EXERCISE DATA:
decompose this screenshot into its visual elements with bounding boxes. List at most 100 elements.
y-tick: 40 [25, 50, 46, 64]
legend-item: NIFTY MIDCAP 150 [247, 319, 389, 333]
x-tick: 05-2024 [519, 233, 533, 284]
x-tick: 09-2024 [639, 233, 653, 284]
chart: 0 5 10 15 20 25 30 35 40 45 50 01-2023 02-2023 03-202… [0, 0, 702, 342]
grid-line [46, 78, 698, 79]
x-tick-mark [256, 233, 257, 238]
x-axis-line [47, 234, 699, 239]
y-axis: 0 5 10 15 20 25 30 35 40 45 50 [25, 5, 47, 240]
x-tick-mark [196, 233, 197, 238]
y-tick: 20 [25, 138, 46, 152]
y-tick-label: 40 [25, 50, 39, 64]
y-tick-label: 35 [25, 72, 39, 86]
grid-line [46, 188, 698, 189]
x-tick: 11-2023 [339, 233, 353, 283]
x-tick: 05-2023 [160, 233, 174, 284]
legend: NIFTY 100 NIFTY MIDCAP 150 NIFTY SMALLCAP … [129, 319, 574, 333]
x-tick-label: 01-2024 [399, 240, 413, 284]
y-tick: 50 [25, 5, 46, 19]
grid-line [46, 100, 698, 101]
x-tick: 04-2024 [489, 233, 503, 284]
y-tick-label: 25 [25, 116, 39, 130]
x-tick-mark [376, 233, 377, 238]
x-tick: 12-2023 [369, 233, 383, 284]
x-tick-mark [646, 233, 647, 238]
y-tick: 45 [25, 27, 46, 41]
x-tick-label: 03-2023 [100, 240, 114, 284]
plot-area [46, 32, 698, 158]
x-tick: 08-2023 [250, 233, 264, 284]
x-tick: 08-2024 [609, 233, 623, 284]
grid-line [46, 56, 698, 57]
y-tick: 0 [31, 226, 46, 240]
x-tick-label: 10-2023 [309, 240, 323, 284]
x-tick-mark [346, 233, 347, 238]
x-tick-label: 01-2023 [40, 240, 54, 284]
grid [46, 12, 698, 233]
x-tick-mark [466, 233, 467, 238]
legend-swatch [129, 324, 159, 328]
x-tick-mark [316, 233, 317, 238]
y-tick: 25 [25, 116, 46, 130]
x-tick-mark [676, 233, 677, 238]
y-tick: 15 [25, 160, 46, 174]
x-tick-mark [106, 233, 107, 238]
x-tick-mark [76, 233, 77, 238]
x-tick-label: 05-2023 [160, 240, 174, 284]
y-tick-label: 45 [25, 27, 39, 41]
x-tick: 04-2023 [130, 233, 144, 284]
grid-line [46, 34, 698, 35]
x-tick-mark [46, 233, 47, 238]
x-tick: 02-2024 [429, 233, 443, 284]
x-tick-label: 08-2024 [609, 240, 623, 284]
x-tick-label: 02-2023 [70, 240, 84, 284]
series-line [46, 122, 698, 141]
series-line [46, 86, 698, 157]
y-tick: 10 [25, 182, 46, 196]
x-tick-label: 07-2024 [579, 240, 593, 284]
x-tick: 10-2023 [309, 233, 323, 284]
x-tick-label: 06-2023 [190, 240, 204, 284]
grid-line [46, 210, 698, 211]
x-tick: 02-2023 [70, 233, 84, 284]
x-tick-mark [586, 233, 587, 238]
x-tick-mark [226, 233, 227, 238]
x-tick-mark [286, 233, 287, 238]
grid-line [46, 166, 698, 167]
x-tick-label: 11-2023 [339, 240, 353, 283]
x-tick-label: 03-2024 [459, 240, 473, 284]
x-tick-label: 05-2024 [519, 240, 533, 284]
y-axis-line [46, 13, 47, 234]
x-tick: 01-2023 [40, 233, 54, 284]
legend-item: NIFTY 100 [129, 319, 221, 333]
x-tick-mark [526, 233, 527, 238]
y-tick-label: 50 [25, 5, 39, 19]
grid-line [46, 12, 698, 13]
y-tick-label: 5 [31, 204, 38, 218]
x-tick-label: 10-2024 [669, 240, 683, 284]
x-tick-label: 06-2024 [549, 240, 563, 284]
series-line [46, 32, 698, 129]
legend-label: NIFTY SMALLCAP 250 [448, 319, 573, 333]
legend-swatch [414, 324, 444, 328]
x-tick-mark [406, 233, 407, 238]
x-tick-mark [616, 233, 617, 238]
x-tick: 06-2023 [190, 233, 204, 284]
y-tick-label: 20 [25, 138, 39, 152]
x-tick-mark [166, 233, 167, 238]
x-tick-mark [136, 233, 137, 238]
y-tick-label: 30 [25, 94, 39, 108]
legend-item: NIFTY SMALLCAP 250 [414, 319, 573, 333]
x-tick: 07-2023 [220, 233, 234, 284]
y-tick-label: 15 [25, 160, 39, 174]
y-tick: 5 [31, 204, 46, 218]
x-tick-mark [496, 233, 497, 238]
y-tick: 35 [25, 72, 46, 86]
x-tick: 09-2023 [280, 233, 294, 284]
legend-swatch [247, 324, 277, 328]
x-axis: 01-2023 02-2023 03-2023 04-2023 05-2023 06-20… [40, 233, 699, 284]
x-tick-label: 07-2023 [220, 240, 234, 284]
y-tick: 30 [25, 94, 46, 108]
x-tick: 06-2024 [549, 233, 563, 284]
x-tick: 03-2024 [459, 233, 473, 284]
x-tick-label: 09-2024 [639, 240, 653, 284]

AIM OF THE TASK: Reproduce the entries exactly as they appear, running from the start of the entries down to and including the line that contains "grid [46, 12, 698, 233]".

RESPONSE:
decompose this screenshot into its visual elements with bounding boxes. List at most 100 elements.
y-tick: 40 [25, 50, 46, 64]
legend-item: NIFTY MIDCAP 150 [247, 319, 389, 333]
x-tick: 05-2024 [519, 233, 533, 284]
x-tick: 09-2024 [639, 233, 653, 284]
chart: 0 5 10 15 20 25 30 35 40 45 50 01-2023 02-2023 03-202… [0, 0, 702, 342]
grid-line [46, 78, 698, 79]
x-tick-mark [256, 233, 257, 238]
x-axis-line [47, 234, 699, 239]
y-axis: 0 5 10 15 20 25 30 35 40 45 50 [25, 5, 47, 240]
x-tick-mark [196, 233, 197, 238]
y-tick: 20 [25, 138, 46, 152]
y-tick-label: 40 [25, 50, 39, 64]
y-tick-label: 35 [25, 72, 39, 86]
grid-line [46, 188, 698, 189]
x-tick: 11-2023 [339, 233, 353, 283]
x-tick: 05-2023 [160, 233, 174, 284]
legend: NIFTY 100 NIFTY MIDCAP 150 NIFTY SMALLCAP … [129, 319, 574, 333]
x-tick-label: 01-2024 [399, 240, 413, 284]
y-tick: 50 [25, 5, 46, 19]
grid-line [46, 100, 698, 101]
x-tick: 04-2024 [489, 233, 503, 284]
y-tick-label: 25 [25, 116, 39, 130]
x-tick-mark [376, 233, 377, 238]
x-tick: 12-2023 [369, 233, 383, 284]
x-tick-mark [646, 233, 647, 238]
y-tick: 45 [25, 27, 46, 41]
x-tick-label: 03-2023 [100, 240, 114, 284]
plot-area [46, 32, 698, 158]
x-tick: 08-2023 [250, 233, 264, 284]
x-tick: 08-2024 [609, 233, 623, 284]
grid-line [46, 56, 698, 57]
y-tick: 0 [31, 226, 46, 240]
x-tick-label: 10-2023 [309, 240, 323, 284]
x-tick-mark [346, 233, 347, 238]
x-tick-label: 01-2023 [40, 240, 54, 284]
grid [46, 12, 698, 233]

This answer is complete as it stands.